=== OBJECTIVE ===
Give the data again exactly as written, skipping any pictures.

:::

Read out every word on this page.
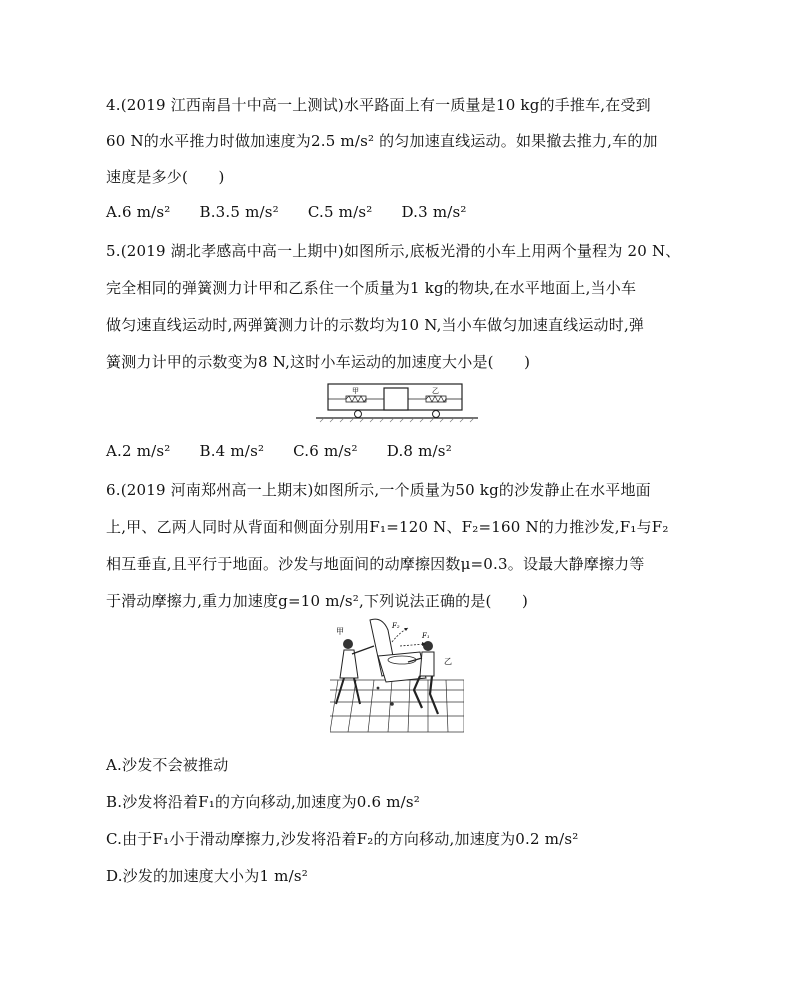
4.(2019 江西南昌十中高一上测试)水平路面上有一质量是10 kg的手推车,在受到
60 N的水平推力时做加速度为2.5 m/s² 的匀加速直线运动。如果撤去推力,车的加
速度是多少(　　)
A.6 m/s² B.3.5 m/s² C.5 m/s² D.3 m/s²
5.(2019 湖北孝感高中高一上期中)如图所示,底板光滑的小车上用两个量程为 20 N、
完全相同的弹簧测力计甲和乙系住一个质量为1 kg的物块,在水平地面上,当小车
做匀速直线运动时,两弹簧测力计的示数均为10 N,当小车做匀加速直线运动时,弹
簧测力计甲的示数变为8 N,这时小车运动的加速度大小是(　　)
甲	乙
A.2 m/s² B.4 m/s² C.6 m/s² D.8 m/s²
6.(2019 河南郑州高一上期末)如图所示,一个质量为50 kg的沙发静止在水平地面
上,甲、乙两人同时从背面和侧面分别用F₁=120 N、F₂=160 N的力推沙发,F₁与F₂
相互垂直,且平行于地面。沙发与地面间的动摩擦因数μ=0.3。设最大静摩擦力等
于滑动摩擦力,重力加速度g=10 m/s²,下列说法正确的是(　　)
甲
乙
F₂
F₁
A.沙发不会被推动
B.沙发将沿着F₁的方向移动,加速度为0.6 m/s²
C.由于F₁小于滑动摩擦力,沙发将沿着F₂的方向移动,加速度为0.2 m/s²
D.沙发的加速度大小为1 m/s²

:::

=== RIGHT ANSWER ===
Read out every word on this page.
4.(2019 江西南昌十中高一上测试)水平路面上有一质量是10 kg的手推车,在受到
60 N的水平推力时做加速度为2.5 m/s² 的匀加速直线运动。如果撤去推力,车的加
速度是多少(　　)
A.6 m/s² B.3.5 m/s² C.5 m/s² D.3 m/s²
5.(2019 湖北孝感高中高一上期中)如图所示,底板光滑的小车上用两个量程为 20 N、
完全相同的弹簧测力计甲和乙系住一个质量为1 kg的物块,在水平地面上,当小车
做匀速直线运动时,两弹簧测力计的示数均为10 N,当小车做匀加速直线运动时,弹
簧测力计甲的示数变为8 N,这时小车运动的加速度大小是(　　)
甲	乙
A.2 m/s² B.4 m/s² C.6 m/s² D.8 m/s²
6.(2019 河南郑州高一上期末)如图所示,一个质量为50 kg的沙发静止在水平地面
上,甲、乙两人同时从背面和侧面分别用F₁=120 N、F₂=160 N的力推沙发,F₁与F₂
相互垂直,且平行于地面。沙发与地面间的动摩擦因数μ=0.3。设最大静摩擦力等
于滑动摩擦力,重力加速度g=10 m/s²,下列说法正确的是(　　)
甲
乙
F₂
F₁
A.沙发不会被推动
B.沙发将沿着F₁的方向移动,加速度为0.6 m/s²
C.由于F₁小于滑动摩擦力,沙发将沿着F₂的方向移动,加速度为0.2 m/s²
D.沙发的加速度大小为1 m/s²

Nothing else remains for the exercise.